- _YOUR OBJECTIVE_: Collect every line that includes the string "ثبتی".

- _RECORDS PROVIDED_:
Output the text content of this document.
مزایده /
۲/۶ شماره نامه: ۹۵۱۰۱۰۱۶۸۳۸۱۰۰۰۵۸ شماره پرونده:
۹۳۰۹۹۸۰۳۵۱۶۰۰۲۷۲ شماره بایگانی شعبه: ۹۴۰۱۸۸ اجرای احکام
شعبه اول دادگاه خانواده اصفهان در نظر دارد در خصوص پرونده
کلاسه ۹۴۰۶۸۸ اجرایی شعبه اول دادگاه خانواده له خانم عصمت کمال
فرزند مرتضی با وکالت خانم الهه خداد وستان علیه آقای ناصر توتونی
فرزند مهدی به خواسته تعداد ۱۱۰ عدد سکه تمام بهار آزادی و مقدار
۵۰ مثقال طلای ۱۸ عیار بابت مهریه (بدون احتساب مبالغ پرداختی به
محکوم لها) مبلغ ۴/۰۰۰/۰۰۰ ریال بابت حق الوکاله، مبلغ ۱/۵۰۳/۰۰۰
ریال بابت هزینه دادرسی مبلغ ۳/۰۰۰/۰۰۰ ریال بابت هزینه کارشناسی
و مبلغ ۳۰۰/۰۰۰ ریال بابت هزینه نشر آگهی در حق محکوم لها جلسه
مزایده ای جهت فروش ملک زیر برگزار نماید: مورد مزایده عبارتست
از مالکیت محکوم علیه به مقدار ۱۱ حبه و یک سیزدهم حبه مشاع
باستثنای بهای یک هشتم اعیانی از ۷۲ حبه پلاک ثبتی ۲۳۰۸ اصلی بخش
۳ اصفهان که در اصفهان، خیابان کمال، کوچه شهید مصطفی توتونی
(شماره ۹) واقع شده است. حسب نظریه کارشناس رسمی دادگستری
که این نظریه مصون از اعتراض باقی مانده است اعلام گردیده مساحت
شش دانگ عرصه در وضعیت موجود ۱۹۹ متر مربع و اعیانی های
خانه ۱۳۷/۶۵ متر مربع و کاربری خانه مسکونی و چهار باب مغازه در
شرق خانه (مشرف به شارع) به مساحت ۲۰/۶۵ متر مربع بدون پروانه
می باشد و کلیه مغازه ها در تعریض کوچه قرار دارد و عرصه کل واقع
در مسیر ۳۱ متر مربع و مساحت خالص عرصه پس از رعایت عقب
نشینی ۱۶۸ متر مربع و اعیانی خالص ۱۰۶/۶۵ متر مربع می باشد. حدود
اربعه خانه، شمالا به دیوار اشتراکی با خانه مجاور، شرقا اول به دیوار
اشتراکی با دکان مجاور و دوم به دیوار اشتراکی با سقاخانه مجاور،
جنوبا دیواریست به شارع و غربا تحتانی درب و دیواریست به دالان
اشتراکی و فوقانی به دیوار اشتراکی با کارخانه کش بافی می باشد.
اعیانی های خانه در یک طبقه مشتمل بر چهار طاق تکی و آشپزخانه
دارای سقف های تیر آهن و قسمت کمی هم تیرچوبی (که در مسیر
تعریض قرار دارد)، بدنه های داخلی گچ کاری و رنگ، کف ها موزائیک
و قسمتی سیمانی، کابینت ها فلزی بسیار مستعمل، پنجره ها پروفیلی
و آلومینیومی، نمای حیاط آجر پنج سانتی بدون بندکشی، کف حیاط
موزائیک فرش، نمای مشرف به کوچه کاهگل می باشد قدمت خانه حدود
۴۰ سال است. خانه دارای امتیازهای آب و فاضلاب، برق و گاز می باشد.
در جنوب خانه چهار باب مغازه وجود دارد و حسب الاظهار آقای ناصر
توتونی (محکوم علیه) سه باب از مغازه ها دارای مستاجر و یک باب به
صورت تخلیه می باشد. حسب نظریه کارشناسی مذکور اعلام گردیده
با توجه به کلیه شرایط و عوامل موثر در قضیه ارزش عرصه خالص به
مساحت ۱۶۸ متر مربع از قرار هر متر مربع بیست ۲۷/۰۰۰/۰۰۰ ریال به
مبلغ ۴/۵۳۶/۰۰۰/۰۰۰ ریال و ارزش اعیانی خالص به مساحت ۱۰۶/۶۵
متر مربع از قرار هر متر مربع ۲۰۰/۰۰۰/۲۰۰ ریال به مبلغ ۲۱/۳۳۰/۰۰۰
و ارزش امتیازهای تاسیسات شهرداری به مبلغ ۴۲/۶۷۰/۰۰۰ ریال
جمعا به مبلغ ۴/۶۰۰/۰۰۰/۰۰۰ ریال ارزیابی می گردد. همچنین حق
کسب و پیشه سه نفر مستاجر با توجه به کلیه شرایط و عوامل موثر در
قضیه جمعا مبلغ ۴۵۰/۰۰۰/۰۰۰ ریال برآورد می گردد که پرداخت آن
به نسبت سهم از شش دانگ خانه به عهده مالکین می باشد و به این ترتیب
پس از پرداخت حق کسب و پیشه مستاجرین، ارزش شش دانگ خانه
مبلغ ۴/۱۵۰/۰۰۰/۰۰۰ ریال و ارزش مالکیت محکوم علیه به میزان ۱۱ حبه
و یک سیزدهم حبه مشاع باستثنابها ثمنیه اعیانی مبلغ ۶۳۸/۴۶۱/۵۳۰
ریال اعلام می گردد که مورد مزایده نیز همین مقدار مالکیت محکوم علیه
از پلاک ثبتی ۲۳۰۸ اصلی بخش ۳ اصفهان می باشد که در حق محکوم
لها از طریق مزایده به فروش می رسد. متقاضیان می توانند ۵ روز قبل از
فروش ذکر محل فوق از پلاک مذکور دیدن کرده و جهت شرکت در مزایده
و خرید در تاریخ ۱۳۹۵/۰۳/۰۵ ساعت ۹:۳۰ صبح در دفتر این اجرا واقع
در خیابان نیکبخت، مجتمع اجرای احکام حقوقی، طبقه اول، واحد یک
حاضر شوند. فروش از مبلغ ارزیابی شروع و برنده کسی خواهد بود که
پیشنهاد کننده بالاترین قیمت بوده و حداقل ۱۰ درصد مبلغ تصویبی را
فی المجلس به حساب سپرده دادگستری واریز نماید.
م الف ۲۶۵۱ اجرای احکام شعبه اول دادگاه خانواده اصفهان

- _SOLUTION_:
باستثنای بهای یک هشتم اعیانی از ۷۲ حبه پلاک ثبتی ۲۳۰۸ اصلی بخش
از پلاک ثبتی ۲۳۰۸ اصلی بخش ۳ اصفهان می باشد که در حق محکوم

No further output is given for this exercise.